- Stated exercise
Exactly reproduce each line of the listing that follows.
......
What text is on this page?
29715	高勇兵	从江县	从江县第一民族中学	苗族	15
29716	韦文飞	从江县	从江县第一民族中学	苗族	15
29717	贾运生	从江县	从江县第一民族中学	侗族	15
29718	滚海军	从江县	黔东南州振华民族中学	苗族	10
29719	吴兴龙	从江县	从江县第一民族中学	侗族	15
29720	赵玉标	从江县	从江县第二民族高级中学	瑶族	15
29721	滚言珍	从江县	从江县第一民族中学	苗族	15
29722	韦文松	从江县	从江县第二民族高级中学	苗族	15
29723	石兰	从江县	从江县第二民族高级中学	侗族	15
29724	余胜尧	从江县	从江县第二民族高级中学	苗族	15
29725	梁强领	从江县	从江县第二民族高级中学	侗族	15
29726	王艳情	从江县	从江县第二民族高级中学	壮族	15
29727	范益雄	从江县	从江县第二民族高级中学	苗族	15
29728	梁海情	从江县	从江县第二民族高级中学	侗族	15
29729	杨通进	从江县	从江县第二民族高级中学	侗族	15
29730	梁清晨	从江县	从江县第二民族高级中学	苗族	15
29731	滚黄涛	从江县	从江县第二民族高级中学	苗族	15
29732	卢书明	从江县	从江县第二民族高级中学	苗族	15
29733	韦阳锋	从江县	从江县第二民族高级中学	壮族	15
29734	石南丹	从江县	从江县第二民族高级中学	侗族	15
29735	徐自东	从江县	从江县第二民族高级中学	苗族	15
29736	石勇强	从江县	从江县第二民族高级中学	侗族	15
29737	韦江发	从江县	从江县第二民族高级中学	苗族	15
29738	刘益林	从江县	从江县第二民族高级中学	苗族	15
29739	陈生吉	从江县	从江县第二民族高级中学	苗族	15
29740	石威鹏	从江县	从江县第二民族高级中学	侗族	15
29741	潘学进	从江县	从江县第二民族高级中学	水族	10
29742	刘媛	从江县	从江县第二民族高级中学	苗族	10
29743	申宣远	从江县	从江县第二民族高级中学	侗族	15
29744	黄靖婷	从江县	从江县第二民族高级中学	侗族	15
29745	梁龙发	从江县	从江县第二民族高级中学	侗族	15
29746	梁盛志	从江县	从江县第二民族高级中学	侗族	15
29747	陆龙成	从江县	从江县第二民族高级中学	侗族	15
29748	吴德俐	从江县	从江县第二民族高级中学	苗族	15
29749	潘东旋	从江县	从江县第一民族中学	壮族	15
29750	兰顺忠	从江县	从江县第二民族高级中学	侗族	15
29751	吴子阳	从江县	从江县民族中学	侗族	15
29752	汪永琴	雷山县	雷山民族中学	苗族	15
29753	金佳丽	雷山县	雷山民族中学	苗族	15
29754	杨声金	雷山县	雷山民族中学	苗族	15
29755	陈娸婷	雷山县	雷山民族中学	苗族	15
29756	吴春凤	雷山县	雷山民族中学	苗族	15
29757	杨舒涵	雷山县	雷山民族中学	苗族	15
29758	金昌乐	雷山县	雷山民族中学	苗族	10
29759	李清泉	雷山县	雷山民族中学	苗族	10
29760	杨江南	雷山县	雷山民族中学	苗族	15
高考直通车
......
- Task solution
What text is on this page?
29715	高勇兵	从江县	从江县第一民族中学	苗族	15
29716	韦文飞	从江县	从江县第一民族中学	苗族	15
29717	贾运生	从江县	从江县第一民族中学	侗族	15
29718	滚海军	从江县	黔东南州振华民族中学	苗族	10
29719	吴兴龙	从江县	从江县第一民族中学	侗族	15
29720	赵玉标	从江县	从江县第二民族高级中学	瑶族	15
29721	滚言珍	从江县	从江县第一民族中学	苗族	15
29722	韦文松	从江县	从江县第二民族高级中学	苗族	15
29723	石兰	从江县	从江县第二民族高级中学	侗族	15
29724	余胜尧	从江县	从江县第二民族高级中学	苗族	15
29725	梁强领	从江县	从江县第二民族高级中学	侗族	15
29726	王艳情	从江县	从江县第二民族高级中学	壮族	15
29727	范益雄	从江县	从江县第二民族高级中学	苗族	15
29728	梁海情	从江县	从江县第二民族高级中学	侗族	15
29729	杨通进	从江县	从江县第二民族高级中学	侗族	15
29730	梁清晨	从江县	从江县第二民族高级中学	苗族	15
29731	滚黄涛	从江县	从江县第二民族高级中学	苗族	15
29732	卢书明	从江县	从江县第二民族高级中学	苗族	15
29733	韦阳锋	从江县	从江县第二民族高级中学	壮族	15
29734	石南丹	从江县	从江县第二民族高级中学	侗族	15
29735	徐自东	从江县	从江县第二民族高级中学	苗族	15
29736	石勇强	从江县	从江县第二民族高级中学	侗族	15
29737	韦江发	从江县	从江县第二民族高级中学	苗族	15
29738	刘益林	从江县	从江县第二民族高级中学	苗族	15
29739	陈生吉	从江县	从江县第二民族高级中学	苗族	15
29740	石威鹏	从江县	从江县第二民族高级中学	侗族	15
29741	潘学进	从江县	从江县第二民族高级中学	水族	10
29742	刘媛	从江县	从江县第二民族高级中学	苗族	10
29743	申宣远	从江县	从江县第二民族高级中学	侗族	15
29744	黄靖婷	从江县	从江县第二民族高级中学	侗族	15
29745	梁龙发	从江县	从江县第二民族高级中学	侗族	15
29746	梁盛志	从江县	从江县第二民族高级中学	侗族	15
29747	陆龙成	从江县	从江县第二民族高级中学	侗族	15
29748	吴德俐	从江县	从江县第二民族高级中学	苗族	15
29749	潘东旋	从江县	从江县第一民族中学	壮族	15
29750	兰顺忠	从江县	从江县第二民族高级中学	侗族	15
29751	吴子阳	从江县	从江县民族中学	侗族	15
29752	汪永琴	雷山县	雷山民族中学	苗族	15
29753	金佳丽	雷山县	雷山民族中学	苗族	15
29754	杨声金	雷山县	雷山民族中学	苗族	15
29755	陈娸婷	雷山县	雷山民族中学	苗族	15
29756	吴春凤	雷山县	雷山民族中学	苗族	15
29757	杨舒涵	雷山县	雷山民族中学	苗族	15
29758	金昌乐	雷山县	雷山民族中学	苗族	10
29759	李清泉	雷山县	雷山民族中学	苗族	10
29760	杨江南	雷山县	雷山民族中学	苗族	15
高考直通车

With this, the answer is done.